● **Excerpt from a dataset**:
------------------------------------------------

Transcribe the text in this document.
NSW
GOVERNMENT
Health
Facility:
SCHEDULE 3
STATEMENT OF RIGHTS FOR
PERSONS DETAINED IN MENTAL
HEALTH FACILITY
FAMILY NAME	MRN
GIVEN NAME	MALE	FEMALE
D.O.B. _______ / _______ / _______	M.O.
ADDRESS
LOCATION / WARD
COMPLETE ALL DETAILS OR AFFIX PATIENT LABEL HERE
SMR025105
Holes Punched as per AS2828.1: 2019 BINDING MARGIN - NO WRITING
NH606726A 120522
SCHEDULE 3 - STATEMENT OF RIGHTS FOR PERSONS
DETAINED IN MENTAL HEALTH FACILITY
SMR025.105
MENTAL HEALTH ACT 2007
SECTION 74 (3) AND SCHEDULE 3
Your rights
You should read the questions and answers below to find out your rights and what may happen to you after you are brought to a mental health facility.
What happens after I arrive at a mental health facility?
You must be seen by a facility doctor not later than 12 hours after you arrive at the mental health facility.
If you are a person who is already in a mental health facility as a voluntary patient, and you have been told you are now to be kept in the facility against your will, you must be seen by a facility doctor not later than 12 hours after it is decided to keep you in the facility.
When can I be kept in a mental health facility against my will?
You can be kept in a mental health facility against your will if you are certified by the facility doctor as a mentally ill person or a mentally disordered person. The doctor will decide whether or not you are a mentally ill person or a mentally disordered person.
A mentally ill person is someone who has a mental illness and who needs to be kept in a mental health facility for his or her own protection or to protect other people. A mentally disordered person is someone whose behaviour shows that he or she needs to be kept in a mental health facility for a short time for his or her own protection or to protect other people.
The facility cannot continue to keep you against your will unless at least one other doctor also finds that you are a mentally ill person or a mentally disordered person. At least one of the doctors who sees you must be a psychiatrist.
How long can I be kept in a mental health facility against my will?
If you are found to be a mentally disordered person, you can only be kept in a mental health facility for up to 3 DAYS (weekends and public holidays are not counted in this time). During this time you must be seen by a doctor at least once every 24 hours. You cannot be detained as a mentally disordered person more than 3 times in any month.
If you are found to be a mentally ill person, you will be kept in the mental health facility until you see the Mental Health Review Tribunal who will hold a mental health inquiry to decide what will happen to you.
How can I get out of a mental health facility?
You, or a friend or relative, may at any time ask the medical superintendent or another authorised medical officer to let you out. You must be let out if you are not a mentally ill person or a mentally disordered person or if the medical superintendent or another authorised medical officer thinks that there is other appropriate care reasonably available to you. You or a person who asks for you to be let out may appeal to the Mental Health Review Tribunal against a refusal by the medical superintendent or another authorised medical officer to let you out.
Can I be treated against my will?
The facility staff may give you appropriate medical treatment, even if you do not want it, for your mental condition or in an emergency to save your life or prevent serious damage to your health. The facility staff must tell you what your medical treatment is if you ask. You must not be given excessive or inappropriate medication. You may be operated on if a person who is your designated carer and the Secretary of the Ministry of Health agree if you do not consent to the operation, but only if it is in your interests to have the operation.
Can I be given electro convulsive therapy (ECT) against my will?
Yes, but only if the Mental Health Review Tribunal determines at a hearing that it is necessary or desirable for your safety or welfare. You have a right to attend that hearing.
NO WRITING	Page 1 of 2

------------------------------------------------

● **Given problem**: Take every line containing the word "least" and copy it.

● **Expected output**:
The facility cannot continue to keep you against your will unless at least one other doctor also finds that you are a mentally ill person or a mentally disordered person. At least one of the doctors who sees you must be a psychiatrist.
If you are found to be a mentally disordered person, you can only be kept in a mental health facility for up to 3 DAYS (weekends and public holidays are not counted in this time). During this time you must be seen by a doctor at least once every 24 hours. You cannot be detained as a mentally disordered person more than 3 times in any month.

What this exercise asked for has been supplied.